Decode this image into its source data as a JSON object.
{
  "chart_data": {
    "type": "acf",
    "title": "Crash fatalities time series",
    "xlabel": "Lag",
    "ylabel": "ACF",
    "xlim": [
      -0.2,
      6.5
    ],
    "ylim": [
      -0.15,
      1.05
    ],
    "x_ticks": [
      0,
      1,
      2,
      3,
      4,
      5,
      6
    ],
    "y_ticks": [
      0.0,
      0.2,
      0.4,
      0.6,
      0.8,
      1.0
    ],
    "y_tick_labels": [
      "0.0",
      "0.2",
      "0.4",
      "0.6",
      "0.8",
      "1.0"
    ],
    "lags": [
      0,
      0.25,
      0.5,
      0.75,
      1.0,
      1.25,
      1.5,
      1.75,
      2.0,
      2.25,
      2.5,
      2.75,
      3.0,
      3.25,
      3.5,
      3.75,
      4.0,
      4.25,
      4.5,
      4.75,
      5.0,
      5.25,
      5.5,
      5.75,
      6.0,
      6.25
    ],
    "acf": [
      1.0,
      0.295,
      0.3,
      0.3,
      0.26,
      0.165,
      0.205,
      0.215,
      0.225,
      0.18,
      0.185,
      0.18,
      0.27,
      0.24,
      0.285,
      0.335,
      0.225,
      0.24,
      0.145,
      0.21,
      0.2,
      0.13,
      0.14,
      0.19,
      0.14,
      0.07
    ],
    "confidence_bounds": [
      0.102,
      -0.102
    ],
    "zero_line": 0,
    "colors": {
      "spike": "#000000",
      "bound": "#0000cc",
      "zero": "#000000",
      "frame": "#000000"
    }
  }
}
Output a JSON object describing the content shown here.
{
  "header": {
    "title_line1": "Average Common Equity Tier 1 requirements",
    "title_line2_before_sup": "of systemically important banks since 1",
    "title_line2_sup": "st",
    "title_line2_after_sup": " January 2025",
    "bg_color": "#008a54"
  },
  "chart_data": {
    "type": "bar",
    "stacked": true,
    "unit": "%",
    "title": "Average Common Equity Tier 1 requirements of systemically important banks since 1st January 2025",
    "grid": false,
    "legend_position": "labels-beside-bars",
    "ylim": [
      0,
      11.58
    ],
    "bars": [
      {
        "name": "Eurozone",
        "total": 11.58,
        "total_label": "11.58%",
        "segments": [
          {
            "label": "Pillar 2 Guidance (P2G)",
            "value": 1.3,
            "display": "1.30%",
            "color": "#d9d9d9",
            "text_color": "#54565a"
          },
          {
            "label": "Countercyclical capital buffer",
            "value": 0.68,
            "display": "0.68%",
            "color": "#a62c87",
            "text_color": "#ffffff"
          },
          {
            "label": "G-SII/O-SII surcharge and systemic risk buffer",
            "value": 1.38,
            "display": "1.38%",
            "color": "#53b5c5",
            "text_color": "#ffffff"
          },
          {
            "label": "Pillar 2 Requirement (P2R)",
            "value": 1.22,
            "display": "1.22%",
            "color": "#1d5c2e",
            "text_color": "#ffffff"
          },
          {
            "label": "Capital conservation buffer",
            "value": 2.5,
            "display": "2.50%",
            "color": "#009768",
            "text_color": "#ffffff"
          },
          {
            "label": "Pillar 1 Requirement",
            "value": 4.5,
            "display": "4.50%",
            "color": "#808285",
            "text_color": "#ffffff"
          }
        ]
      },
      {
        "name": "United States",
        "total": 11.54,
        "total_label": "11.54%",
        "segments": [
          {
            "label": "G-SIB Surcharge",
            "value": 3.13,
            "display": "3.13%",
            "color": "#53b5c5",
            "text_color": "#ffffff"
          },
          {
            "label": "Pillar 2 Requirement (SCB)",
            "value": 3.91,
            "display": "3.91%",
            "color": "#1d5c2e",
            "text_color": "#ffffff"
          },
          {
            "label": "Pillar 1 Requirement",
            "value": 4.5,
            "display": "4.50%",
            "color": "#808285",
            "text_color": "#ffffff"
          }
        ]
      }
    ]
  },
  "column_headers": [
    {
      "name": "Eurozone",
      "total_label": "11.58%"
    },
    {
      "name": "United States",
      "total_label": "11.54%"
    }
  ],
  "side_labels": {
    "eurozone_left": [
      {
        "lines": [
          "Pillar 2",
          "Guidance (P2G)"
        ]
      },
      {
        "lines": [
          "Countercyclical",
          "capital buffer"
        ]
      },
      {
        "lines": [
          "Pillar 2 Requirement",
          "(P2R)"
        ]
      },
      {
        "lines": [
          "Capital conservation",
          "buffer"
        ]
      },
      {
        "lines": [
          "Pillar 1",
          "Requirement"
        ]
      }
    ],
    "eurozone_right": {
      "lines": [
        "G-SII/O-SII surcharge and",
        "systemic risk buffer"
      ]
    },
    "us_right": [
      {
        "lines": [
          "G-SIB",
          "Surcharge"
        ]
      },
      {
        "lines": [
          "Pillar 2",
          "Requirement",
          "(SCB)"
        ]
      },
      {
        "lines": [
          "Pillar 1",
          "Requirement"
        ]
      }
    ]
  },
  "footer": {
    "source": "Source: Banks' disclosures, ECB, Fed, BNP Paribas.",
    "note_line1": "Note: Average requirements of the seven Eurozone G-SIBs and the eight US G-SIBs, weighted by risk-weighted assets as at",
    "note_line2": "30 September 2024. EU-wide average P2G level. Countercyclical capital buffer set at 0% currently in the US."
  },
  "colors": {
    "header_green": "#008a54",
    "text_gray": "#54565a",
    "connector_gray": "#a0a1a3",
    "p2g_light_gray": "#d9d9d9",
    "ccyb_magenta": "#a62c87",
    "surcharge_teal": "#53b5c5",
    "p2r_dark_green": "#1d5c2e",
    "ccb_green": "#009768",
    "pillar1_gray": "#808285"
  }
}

What you need to do:
Would you restate each of the entries word for word?

Worked solution:
Decode this image into its source data as a JSON object.
{
  "chart_data": {
    "type": "acf",
    "title": "Crash fatalities time series",
    "xlabel": "Lag",
    "ylabel": "ACF",
    "xlim": [
      -0.2,
      6.5
    ],
    "ylim": [
      -0.15,
      1.05
    ],
    "x_ticks": [
      0,
      1,
      2,
      3,
      4,
      5,
      6
    ],
    "y_ticks": [
      0.0,
      0.2,
      0.4,
      0.6,
      0.8,
      1.0
    ],
    "y_tick_labels": [
      "0.0",
      "0.2",
      "0.4",
      "0.6",
      "0.8",
      "1.0"
    ],
    "lags": [
      0,
      0.25,
      0.5,
      0.75,
      1.0,
      1.25,
      1.5,
      1.75,
      2.0,
      2.25,
      2.5,
      2.75,
      3.0,
      3.25,
      3.5,
      3.75,
      4.0,
      4.25,
      4.5,
      4.75,
      5.0,
      5.25,
      5.5,
      5.75,
      6.0,
      6.25
    ],
    "acf": [
      1.0,
      0.295,
      0.3,
      0.3,
      0.26,
      0.165,
      0.205,
      0.215,
      0.225,
      0.18,
      0.185,
      0.18,
      0.27,
      0.24,
      0.285,
      0.335,
      0.225,
      0.24,
      0.145,
      0.21,
      0.2,
      0.13,
      0.14,
      0.19,
      0.14,
      0.07
    ],
    "confidence_bounds": [
      0.102,
      -0.102
    ],
    "zero_line": 0,
    "colors": {
      "spike": "#000000",
      "bound": "#0000cc",
      "zero": "#000000",
      "frame": "#000000"
    }
  }
}
Output a JSON object describing the content shown here.
{
  "header": {
    "title_line1": "Average Common Equity Tier 1 requirements",
    "title_line2_before_sup": "of systemically important banks since 1",
    "title_line2_sup": "st",
    "title_line2_after_sup": " January 2025",
    "bg_color": "#008a54"
  },
  "chart_data": {
    "type": "bar",
    "stacked": true,
    "unit": "%",
    "title": "Average Common Equity Tier 1 requirements of systemically important banks since 1st January 2025",
    "grid": false,
    "legend_position": "labels-beside-bars",
    "ylim": [
      0,
      11.58
    ],
    "bars": [
      {
        "name": "Eurozone",
        "total": 11.58,
        "total_label": "11.58%",
        "segments": [
          {
            "label": "Pillar 2 Guidance (P2G)",
            "value": 1.3,
            "display": "1.30%",
            "color": "#d9d9d9",
            "text_color": "#54565a"
          },
          {
            "label": "Countercyclical capital buffer",
            "value": 0.68,
            "display": "0.68%",
            "color": "#a62c87",
            "text_color": "#ffffff"
          },
          {
            "label": "G-SII/O-SII surcharge and systemic risk buffer",
            "value": 1.38,
            "display": "1.38%",
            "color": "#53b5c5",
            "text_color": "#ffffff"
          },
          {
            "label": "Pillar 2 Requirement (P2R)",
            "value": 1.22,
            "display": "1.22%",
            "color": "#1d5c2e",
            "text_color": "#ffffff"
          },
          {
            "label": "Capital conservation buffer",
            "value": 2.5,
            "display": "2.50%",
            "color": "#009768",
            "text_color": "#ffffff"
          },
          {
            "label": "Pillar 1 Requirement",
            "value": 4.5,
            "display": "4.50%",
            "color": "#808285",
            "text_color": "#ffffff"
          }
        ]
      },
      {
        "name": "United States",
        "total": 11.54,
        "total_label": "11.54%",
        "segments": [
          {
            "label": "G-SIB Surcharge",
            "value": 3.13,
            "display": "3.13%",
            "color": "#53b5c5",
            "text_color": "#ffffff"
          },
          {
            "label": "Pillar 2 Requirement (SCB)",
            "value": 3.91,
            "display": "3.91%",
            "color": "#1d5c2e",
            "text_color": "#ffffff"
          },
          {
            "label": "Pillar 1 Requirement",
            "value": 4.5,
            "display": "4.50%",
            "color": "#808285",
            "text_color": "#ffffff"
          }
        ]
      }
    ]
  },
  "column_headers": [
    {
      "name": "Eurozone",
      "total_label": "11.58%"
    },
    {
      "name": "United States",
      "total_label": "11.54%"
    }
  ],
  "side_labels": {
    "eurozone_left": [
      {
        "lines": [
          "Pillar 2",
          "Guidance (P2G)"
        ]
      },
      {
        "lines": [
          "Countercyclical",
          "capital buffer"
        ]
      },
      {
        "lines": [
          "Pillar 2 Requirement",
          "(P2R)"
        ]
      },
      {
        "lines": [
          "Capital conservation",
          "buffer"
        ]
      },
      {
        "lines": [
          "Pillar 1",
          "Requirement"
        ]
      }
    ],
    "eurozone_right": {
      "lines": [
        "G-SII/O-SII surcharge and",
        "systemic risk buffer"
      ]
    },
    "us_right": [
      {
        "lines": [
          "G-SIB",
          "Surcharge"
        ]
      },
      {
        "lines": [
          "Pillar 2",
          "Requirement",
          "(SCB)"
        ]
      },
      {
        "lines": [
          "Pillar 1",
          "Requirement"
        ]
      }
    ]
  },
  "footer": {
    "source": "Source: Banks' disclosures, ECB, Fed, BNP Paribas.",
    "note_line1": "Note: Average requirements of the seven Eurozone G-SIBs and the eight US G-SIBs, weighted by risk-weighted assets as at",
    "note_line2": "30 September 2024. EU-wide average P2G level. Countercyclical capital buffer set at 0% currently in the US."
  },
  "colors": {
    "header_green": "#008a54",
    "text_gray": "#54565a",
    "connector_gray": "#a0a1a3",
    "p2g_light_gray": "#d9d9d9",
    "ccyb_magenta": "#a62c87",
    "surcharge_teal": "#53b5c5",
    "p2r_dark_green": "#1d5c2e",
    "ccb_green": "#009768",
    "pillar1_gray": "#808285"
  }
}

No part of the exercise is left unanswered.